**WHAT YOU NEED TO DO**
Write out every entry exactly as given, but omit the pictures.

Begin DATA FOR THE TASK

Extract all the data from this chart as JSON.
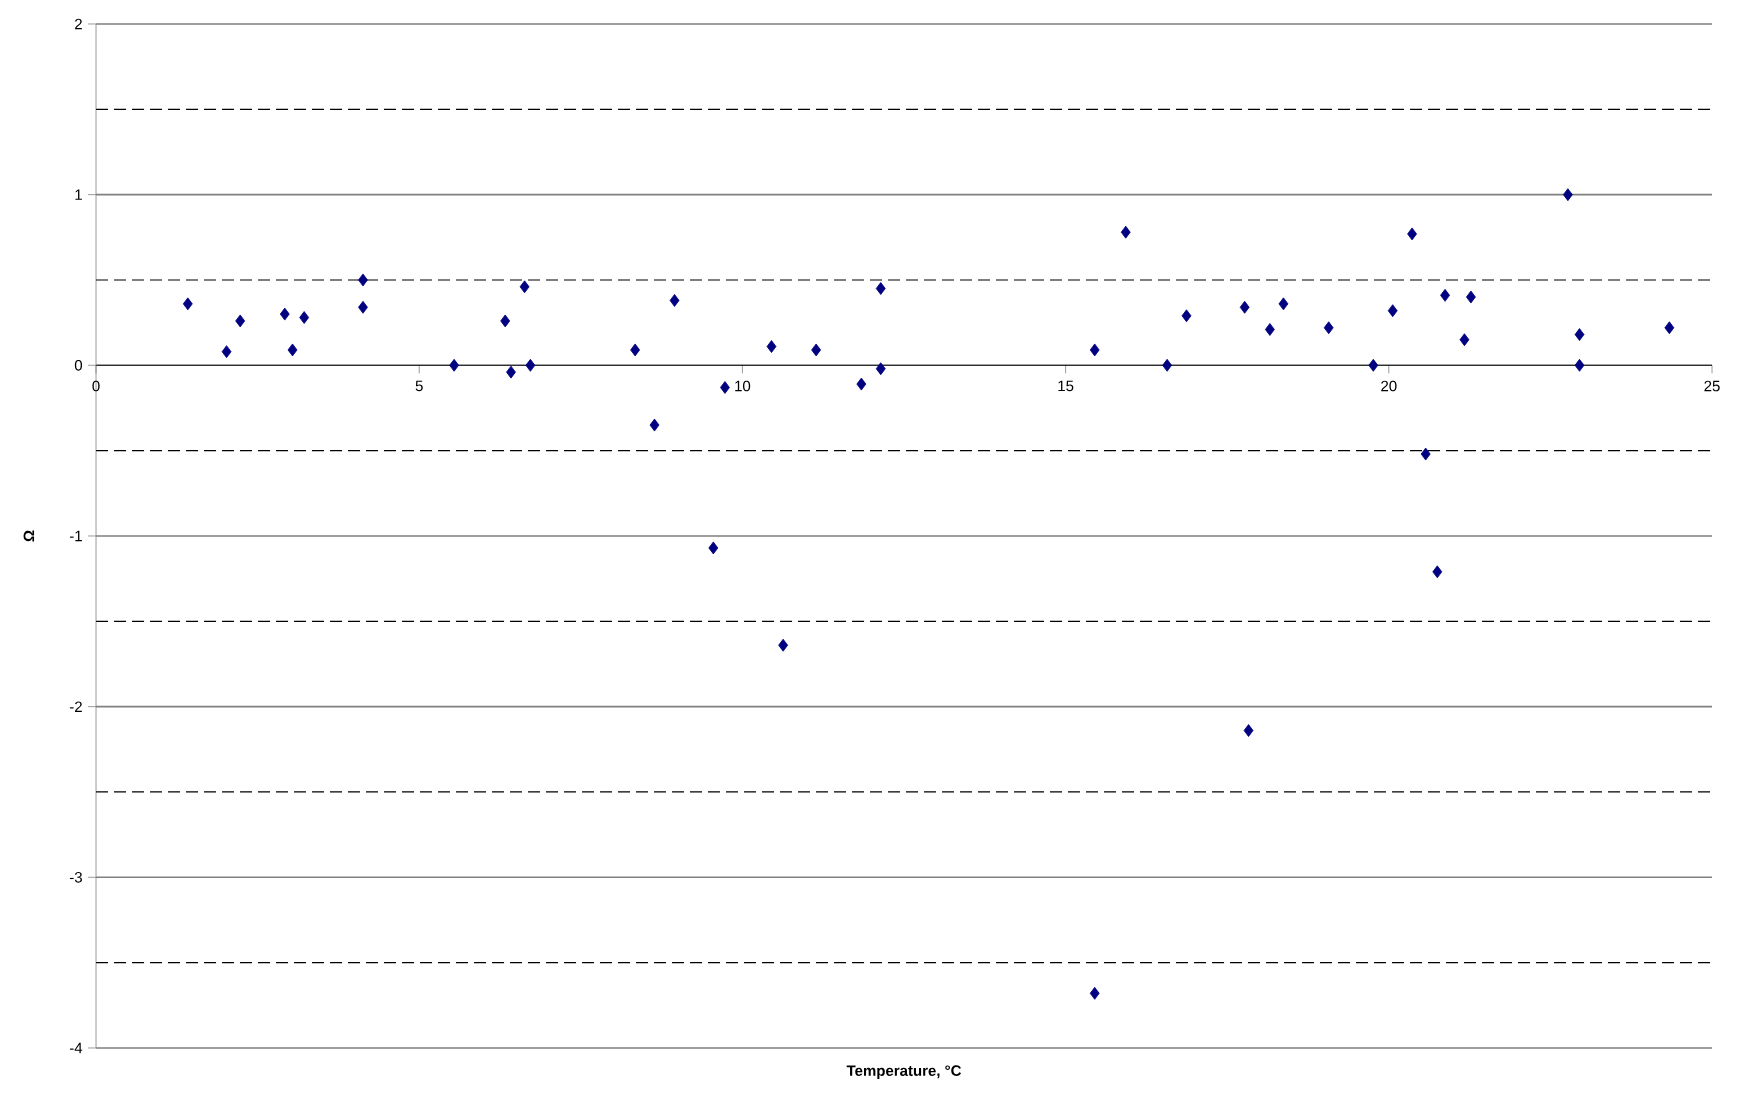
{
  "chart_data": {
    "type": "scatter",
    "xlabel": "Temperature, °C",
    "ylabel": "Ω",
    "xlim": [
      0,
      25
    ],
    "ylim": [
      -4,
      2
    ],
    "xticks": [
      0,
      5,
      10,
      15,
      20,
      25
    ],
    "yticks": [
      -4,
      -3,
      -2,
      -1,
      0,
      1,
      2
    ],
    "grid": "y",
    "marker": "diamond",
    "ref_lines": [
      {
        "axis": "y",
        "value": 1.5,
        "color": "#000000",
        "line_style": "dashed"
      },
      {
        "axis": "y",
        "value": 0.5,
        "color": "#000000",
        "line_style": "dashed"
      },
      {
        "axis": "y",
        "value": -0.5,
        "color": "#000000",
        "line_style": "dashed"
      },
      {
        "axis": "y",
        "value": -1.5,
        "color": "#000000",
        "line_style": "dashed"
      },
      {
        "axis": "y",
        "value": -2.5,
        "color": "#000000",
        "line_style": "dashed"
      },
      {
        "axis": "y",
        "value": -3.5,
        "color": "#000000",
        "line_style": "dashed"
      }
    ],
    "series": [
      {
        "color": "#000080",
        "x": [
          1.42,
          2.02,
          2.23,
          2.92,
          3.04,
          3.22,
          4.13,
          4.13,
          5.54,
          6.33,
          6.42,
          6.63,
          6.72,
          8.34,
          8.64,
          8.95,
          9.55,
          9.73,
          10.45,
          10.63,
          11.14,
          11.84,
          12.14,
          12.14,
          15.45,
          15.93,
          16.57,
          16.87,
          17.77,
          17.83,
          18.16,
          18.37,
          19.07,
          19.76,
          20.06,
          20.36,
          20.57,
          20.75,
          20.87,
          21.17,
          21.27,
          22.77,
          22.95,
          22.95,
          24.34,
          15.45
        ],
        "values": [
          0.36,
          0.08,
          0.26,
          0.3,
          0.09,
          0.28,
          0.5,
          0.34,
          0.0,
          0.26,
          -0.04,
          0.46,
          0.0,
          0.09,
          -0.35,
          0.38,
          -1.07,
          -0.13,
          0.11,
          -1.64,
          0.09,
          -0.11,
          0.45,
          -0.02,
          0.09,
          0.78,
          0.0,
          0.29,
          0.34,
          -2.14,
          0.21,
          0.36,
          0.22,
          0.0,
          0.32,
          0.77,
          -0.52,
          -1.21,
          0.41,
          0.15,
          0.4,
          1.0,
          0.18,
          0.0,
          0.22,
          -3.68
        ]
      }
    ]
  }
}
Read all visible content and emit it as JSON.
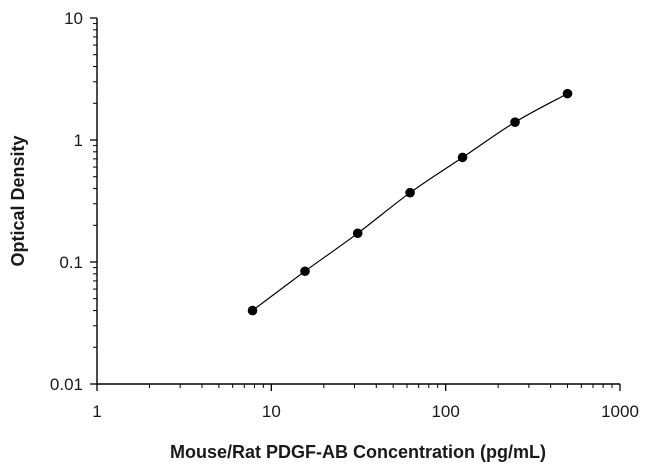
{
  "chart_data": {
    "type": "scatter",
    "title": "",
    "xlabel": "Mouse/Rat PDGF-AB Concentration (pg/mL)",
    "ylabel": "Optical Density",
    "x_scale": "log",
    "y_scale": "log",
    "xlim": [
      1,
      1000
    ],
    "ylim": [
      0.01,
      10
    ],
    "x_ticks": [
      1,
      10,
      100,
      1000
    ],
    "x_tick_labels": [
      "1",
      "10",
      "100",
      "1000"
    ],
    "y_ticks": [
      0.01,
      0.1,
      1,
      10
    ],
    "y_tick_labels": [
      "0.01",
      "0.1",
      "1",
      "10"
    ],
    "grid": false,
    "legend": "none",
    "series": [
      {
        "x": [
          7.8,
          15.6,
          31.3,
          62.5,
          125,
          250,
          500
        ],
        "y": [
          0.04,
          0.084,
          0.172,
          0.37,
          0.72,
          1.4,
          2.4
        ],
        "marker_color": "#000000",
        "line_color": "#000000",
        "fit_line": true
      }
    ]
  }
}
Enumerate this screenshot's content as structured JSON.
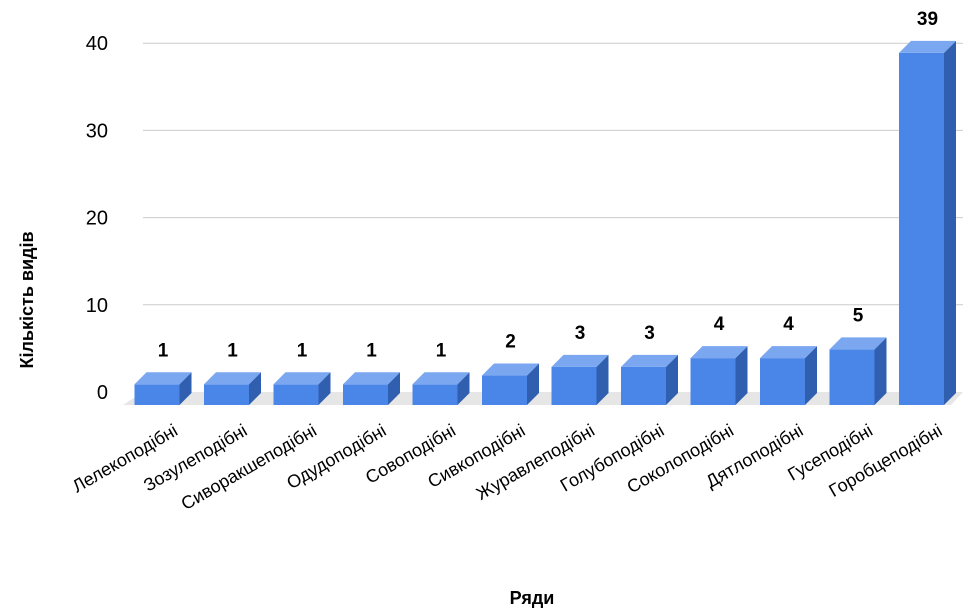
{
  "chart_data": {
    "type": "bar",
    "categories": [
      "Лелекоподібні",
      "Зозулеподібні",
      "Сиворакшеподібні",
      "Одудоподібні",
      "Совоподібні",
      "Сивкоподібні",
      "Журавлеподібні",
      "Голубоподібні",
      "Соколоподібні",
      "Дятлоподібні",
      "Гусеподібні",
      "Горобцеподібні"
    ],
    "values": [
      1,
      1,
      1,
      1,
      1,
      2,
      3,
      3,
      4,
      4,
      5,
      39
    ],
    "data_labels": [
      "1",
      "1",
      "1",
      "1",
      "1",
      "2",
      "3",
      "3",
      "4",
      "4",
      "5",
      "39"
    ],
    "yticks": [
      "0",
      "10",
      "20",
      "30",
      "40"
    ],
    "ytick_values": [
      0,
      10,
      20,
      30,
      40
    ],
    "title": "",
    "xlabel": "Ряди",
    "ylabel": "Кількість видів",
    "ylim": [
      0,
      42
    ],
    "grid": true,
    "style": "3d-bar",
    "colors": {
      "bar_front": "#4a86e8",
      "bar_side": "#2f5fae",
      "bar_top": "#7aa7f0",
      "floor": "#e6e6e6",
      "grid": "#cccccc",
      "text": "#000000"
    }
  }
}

End DATA FOR THE TASK

**THE OUTPUT**
Extract all the data from this chart as JSON.
{
  "chart_data": {
    "type": "scatter",
    "xlabel": "Temperature, °C",
    "ylabel": "Ω",
    "xlim": [
      0,
      25
    ],
    "ylim": [
      -4,
      2
    ],
    "xticks": [
      0,
      5,
      10,
      15,
      20,
      25
    ],
    "yticks": [
      -4,
      -3,
      -2,
      -1,
      0,
      1,
      2
    ],
    "grid": "y",
    "marker": "diamond",
    "ref_lines": [
      {
        "axis": "y",
        "value": 1.5,
        "color": "#000000",
        "line_style": "dashed"
      },
      {
        "axis": "y",
        "value": 0.5,
        "color": "#000000",
        "line_style": "dashed"
      },
      {
        "axis": "y",
        "value": -0.5,
        "color": "#000000",
        "line_style": "dashed"
      },
      {
        "axis": "y",
        "value": -1.5,
        "color": "#000000",
        "line_style": "dashed"
      },
      {
        "axis": "y",
        "value": -2.5,
        "color": "#000000",
        "line_style": "dashed"
      },
      {
        "axis": "y",
        "value": -3.5,
        "color": "#000000",
        "line_style": "dashed"
      }
    ],
    "series": [
      {
        "color": "#000080",
        "x": [
          1.42,
          2.02,
          2.23,
          2.92,
          3.04,
          3.22,
          4.13,
          4.13,
          5.54,
          6.33,
          6.42,
          6.63,
          6.72,
          8.34,
          8.64,
          8.95,
          9.55,
          9.73,
          10.45,
          10.63,
          11.14,
          11.84,
          12.14,
          12.14,
          15.45,
          15.93,
          16.57,
          16.87,
          17.77,
          17.83,
          18.16,
          18.37,
          19.07,
          19.76,
          20.06,
          20.36,
          20.57,
          20.75,
          20.87,
          21.17,
          21.27,
          22.77,
          22.95,
          22.95,
          24.34,
          15.45
        ],
        "values": [
          0.36,
          0.08,
          0.26,
          0.3,
          0.09,
          0.28,
          0.5,
          0.34,
          0.0,
          0.26,
          -0.04,
          0.46,
          0.0,
          0.09,
          -0.35,
          0.38,
          -1.07,
          -0.13,
          0.11,
          -1.64,
          0.09,
          -0.11,
          0.45,
          -0.02,
          0.09,
          0.78,
          0.0,
          0.29,
          0.34,
          -2.14,
          0.21,
          0.36,
          0.22,
          0.0,
          0.32,
          0.77,
          -0.52,
          -1.21,
          0.41,
          0.15,
          0.4,
          1.0,
          0.18,
          0.0,
          0.22,
          -3.68
        ]
      }
    ]
  }
}
Read all visible content and emit it as JSON.
{
  "chart_data": {
    "type": "scatter",
    "title": "",
    "xlabel": "Mouse/Rat PDGF-AB Concentration (pg/mL)",
    "ylabel": "Optical Density",
    "x_scale": "log",
    "y_scale": "log",
    "xlim": [
      1,
      1000
    ],
    "ylim": [
      0.01,
      10
    ],
    "x_ticks": [
      1,
      10,
      100,
      1000
    ],
    "x_tick_labels": [
      "1",
      "10",
      "100",
      "1000"
    ],
    "y_ticks": [
      0.01,
      0.1,
      1,
      10
    ],
    "y_tick_labels": [
      "0.01",
      "0.1",
      "1",
      "10"
    ],
    "grid": false,
    "legend": "none",
    "series": [
      {
        "x": [
          7.8,
          15.6,
          31.3,
          62.5,
          125,
          250,
          500
        ],
        "y": [
          0.04,
          0.084,
          0.172,
          0.37,
          0.72,
          1.4,
          2.4
        ],
        "marker_color": "#000000",
        "line_color": "#000000",
        "fit_line": true
      }
    ]
  }
}
Enumerate this screenshot's content as structured JSON.
{
  "chart_data": {
    "type": "bar",
    "categories": [
      "Лелекоподібні",
      "Зозулеподібні",
      "Сиворакшеподібні",
      "Одудоподібні",
      "Совоподібні",
      "Сивкоподібні",
      "Журавлеподібні",
      "Голубоподібні",
      "Соколоподібні",
      "Дятлоподібні",
      "Гусеподібні",
      "Горобцеподібні"
    ],
    "values": [
      1,
      1,
      1,
      1,
      1,
      2,
      3,
      3,
      4,
      4,
      5,
      39
    ],
    "data_labels": [
      "1",
      "1",
      "1",
      "1",
      "1",
      "2",
      "3",
      "3",
      "4",
      "4",
      "5",
      "39"
    ],
    "yticks": [
      "0",
      "10",
      "20",
      "30",
      "40"
    ],
    "ytick_values": [
      0,
      10,
      20,
      30,
      40
    ],
    "title": "",
    "xlabel": "Ряди",
    "ylabel": "Кількість видів",
    "ylim": [
      0,
      42
    ],
    "grid": true,
    "style": "3d-bar",
    "colors": {
      "bar_front": "#4a86e8",
      "bar_side": "#2f5fae",
      "bar_top": "#7aa7f0",
      "floor": "#e6e6e6",
      "grid": "#cccccc",
      "text": "#000000"
    }
  }
}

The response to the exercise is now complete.